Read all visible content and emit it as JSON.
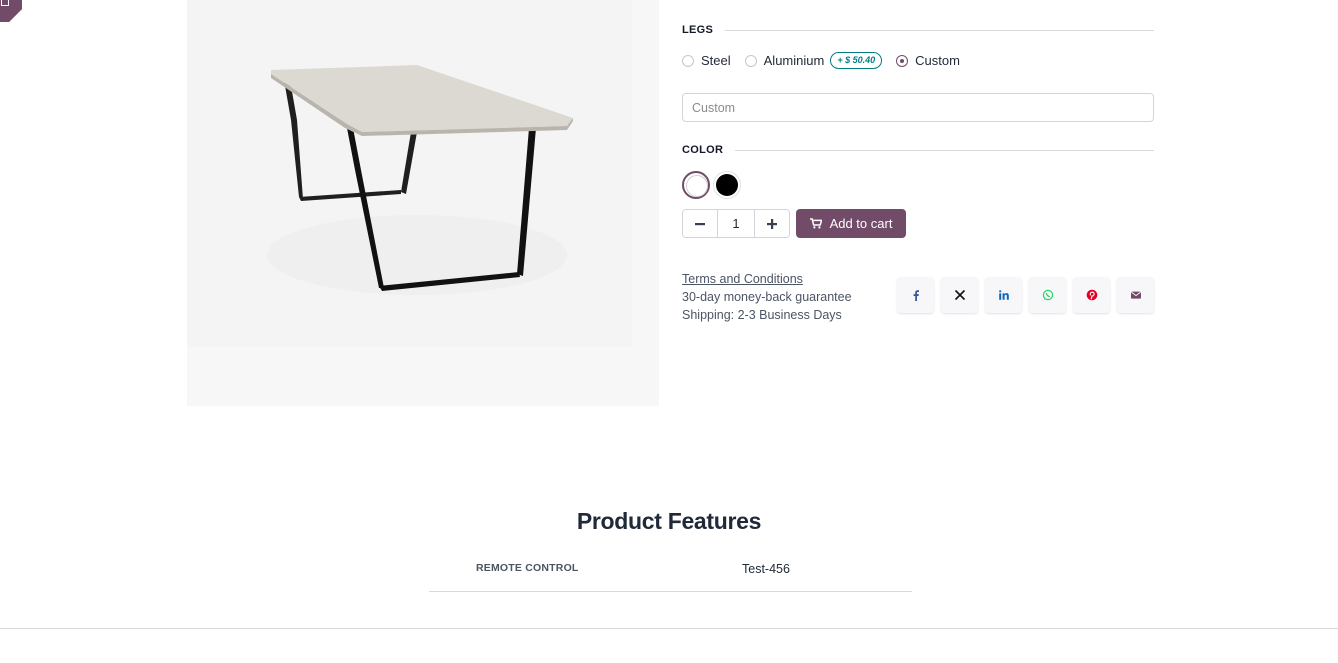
{
  "product": {
    "image_alt": "Table",
    "legs": {
      "heading": "LEGS",
      "options": [
        {
          "label": "Steel",
          "checked": false,
          "price_extra": ""
        },
        {
          "label": "Aluminium",
          "checked": false,
          "price_extra": "+ $ 50.40"
        },
        {
          "label": "Custom",
          "checked": true,
          "price_extra": ""
        }
      ],
      "custom_placeholder": "Custom"
    },
    "color": {
      "heading": "COLOR",
      "swatches": [
        {
          "name": "White",
          "hex": "#ffffff",
          "selected": true
        },
        {
          "name": "Black",
          "hex": "#000000",
          "selected": false
        }
      ]
    },
    "quantity": "1",
    "add_to_cart_label": "Add to cart",
    "terms_label": "Terms and Conditions",
    "guarantee": "30-day money-back guarantee",
    "shipping": "Shipping: 2-3 Business Days",
    "share": [
      {
        "icon": "facebook-icon",
        "color": "#3b5998"
      },
      {
        "icon": "x-twitter-icon",
        "color": "#111111"
      },
      {
        "icon": "linkedin-icon",
        "color": "#0a66c2"
      },
      {
        "icon": "whatsapp-icon",
        "color": "#25d366"
      },
      {
        "icon": "pinterest-icon",
        "color": "#e60023"
      },
      {
        "icon": "email-icon",
        "color": "#714b67"
      }
    ]
  },
  "features": {
    "title": "Product Features",
    "rows": [
      {
        "name": "REMOTE CONTROL",
        "value": "Test-456"
      }
    ]
  },
  "theme": {
    "primary": "#714b67",
    "secondary": "#017e84"
  }
}
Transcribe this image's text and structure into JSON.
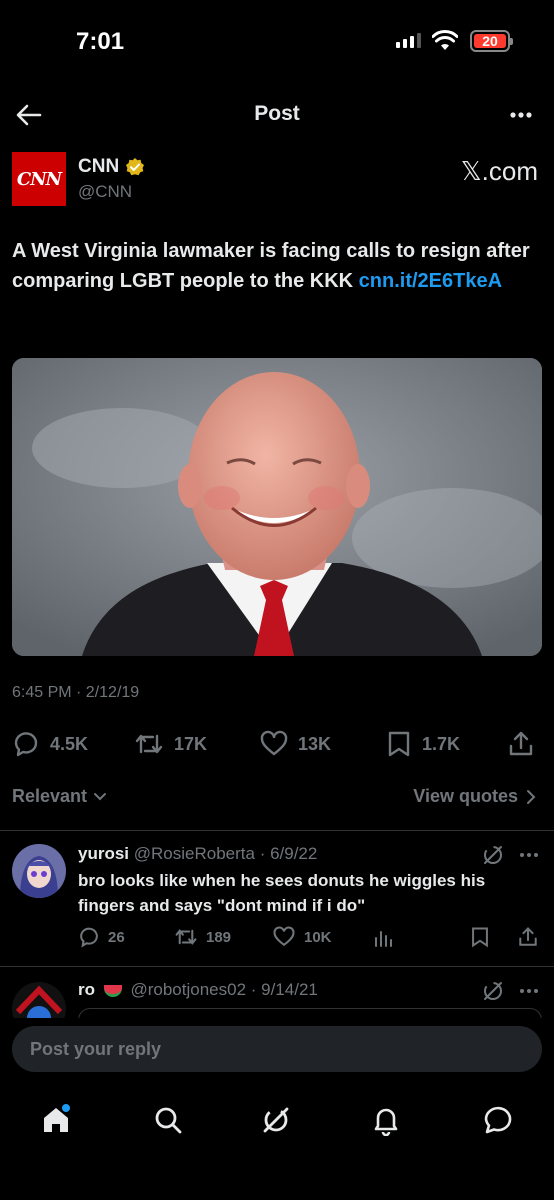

....................

INSTRUCTIONS TO FOLLOW
Search the entries for the word "name" and pick out every line that holds it.

REPLY TO THE TASK
          "name": "White",
          "name": "Black",
        "name": "REMOTE CONTROL",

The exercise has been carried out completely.